# [What is expected]
Using the entries that follow, state how many lines contain the word "Other". The response is that number and nothing more.

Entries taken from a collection
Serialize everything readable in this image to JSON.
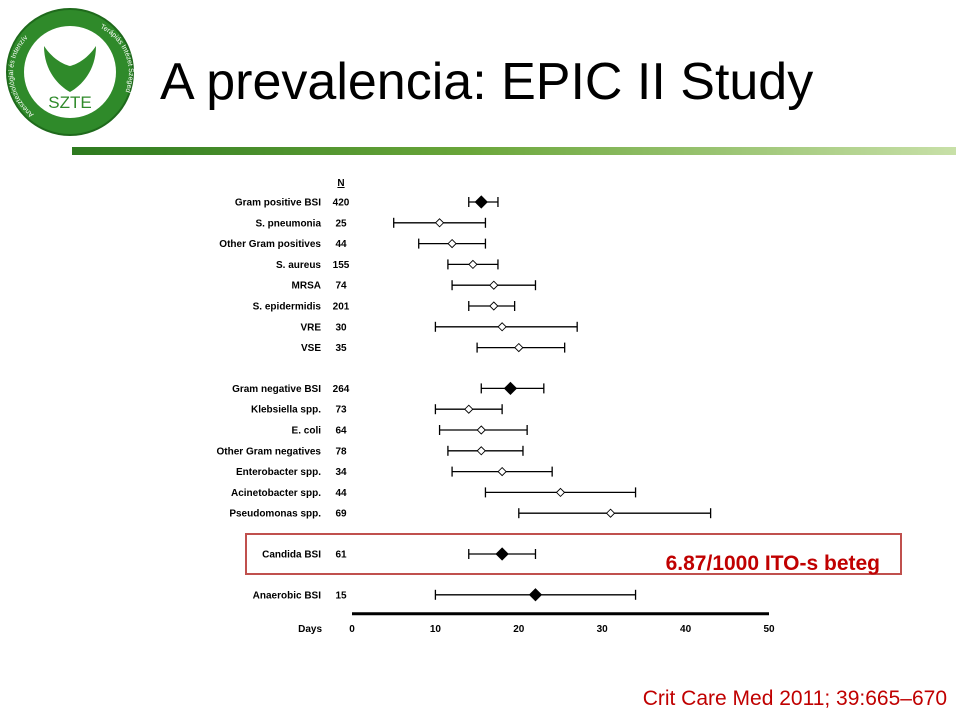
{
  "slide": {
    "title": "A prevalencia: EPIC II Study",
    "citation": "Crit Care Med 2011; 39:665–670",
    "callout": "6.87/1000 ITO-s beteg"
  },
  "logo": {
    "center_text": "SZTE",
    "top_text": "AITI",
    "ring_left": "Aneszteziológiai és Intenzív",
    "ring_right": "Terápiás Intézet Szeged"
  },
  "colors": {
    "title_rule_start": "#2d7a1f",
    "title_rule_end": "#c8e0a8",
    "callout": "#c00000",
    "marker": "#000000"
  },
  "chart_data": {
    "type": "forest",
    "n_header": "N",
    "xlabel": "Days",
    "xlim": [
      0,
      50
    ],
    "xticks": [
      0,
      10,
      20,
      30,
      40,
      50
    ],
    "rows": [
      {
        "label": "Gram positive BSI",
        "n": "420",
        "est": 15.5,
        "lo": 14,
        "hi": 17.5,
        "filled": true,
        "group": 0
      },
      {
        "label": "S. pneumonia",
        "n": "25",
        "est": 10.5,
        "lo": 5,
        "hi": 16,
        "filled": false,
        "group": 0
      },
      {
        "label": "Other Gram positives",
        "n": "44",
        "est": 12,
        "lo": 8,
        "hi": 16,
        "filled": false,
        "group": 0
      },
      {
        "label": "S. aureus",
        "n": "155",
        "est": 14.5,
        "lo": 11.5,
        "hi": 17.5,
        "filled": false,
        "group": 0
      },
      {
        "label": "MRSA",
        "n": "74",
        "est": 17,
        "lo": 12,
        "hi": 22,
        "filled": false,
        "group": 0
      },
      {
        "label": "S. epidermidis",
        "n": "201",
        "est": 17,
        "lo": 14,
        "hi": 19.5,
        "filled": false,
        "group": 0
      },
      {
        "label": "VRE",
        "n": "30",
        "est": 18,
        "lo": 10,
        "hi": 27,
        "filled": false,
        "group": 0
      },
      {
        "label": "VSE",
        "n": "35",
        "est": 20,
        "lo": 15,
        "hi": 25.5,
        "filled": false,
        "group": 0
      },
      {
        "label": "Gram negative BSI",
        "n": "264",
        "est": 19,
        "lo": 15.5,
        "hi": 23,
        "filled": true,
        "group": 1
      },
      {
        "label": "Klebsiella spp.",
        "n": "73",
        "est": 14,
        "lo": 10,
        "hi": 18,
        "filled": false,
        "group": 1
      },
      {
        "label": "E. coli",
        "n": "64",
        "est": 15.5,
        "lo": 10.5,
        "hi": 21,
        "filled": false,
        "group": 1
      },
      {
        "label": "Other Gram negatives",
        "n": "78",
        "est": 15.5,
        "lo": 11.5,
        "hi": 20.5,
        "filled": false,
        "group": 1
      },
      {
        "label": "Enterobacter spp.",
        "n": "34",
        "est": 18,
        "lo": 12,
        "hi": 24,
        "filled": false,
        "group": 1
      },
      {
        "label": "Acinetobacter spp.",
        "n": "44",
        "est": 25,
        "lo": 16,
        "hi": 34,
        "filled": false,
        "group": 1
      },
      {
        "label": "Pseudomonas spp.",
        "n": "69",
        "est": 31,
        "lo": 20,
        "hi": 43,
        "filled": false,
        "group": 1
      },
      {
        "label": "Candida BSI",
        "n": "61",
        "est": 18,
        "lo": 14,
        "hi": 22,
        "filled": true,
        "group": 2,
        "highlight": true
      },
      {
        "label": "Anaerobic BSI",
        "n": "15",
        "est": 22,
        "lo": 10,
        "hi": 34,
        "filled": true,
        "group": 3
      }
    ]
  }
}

# [Complete output]
2